_Exercise aim_: Collect each line containing "that".

(begin)

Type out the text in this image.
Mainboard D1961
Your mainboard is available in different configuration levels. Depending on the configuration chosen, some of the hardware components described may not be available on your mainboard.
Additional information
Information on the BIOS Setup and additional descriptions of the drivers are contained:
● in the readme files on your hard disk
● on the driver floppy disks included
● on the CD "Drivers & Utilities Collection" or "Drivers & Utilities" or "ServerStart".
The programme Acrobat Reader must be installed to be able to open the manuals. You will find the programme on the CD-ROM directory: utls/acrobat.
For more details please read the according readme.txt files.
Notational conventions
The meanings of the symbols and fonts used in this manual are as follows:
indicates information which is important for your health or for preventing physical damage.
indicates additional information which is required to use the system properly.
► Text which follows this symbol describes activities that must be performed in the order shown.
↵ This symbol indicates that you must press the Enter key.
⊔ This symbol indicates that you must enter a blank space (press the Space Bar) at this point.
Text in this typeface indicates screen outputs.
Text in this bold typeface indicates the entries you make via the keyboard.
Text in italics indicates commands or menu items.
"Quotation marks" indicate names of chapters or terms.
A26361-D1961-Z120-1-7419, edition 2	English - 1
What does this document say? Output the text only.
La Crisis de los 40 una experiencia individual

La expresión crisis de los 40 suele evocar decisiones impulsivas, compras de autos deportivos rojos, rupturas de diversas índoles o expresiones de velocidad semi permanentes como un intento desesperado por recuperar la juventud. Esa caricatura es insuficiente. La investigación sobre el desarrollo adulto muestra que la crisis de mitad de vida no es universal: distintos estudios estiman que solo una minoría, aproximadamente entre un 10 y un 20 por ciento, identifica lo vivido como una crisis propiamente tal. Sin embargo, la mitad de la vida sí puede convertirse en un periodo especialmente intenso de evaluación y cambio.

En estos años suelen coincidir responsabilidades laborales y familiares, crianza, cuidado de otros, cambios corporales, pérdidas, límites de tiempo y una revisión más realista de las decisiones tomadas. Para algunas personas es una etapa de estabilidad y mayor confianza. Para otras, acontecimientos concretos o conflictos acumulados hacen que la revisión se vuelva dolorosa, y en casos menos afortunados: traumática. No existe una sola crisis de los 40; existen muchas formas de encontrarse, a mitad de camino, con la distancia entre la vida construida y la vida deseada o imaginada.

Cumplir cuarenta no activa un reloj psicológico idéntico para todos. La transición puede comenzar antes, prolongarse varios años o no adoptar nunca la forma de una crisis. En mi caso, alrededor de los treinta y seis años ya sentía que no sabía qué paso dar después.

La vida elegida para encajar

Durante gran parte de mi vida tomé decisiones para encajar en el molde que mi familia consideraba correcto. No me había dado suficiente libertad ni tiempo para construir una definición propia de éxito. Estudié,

(end)

_Expected answer_:
► Text which follows this symbol describes activities that must be performed in the order shown.
↵ This symbol indicates that you must press the Enter key.
⊔ This symbol indicates that you must enter a blank space (press the Space Bar) at this point.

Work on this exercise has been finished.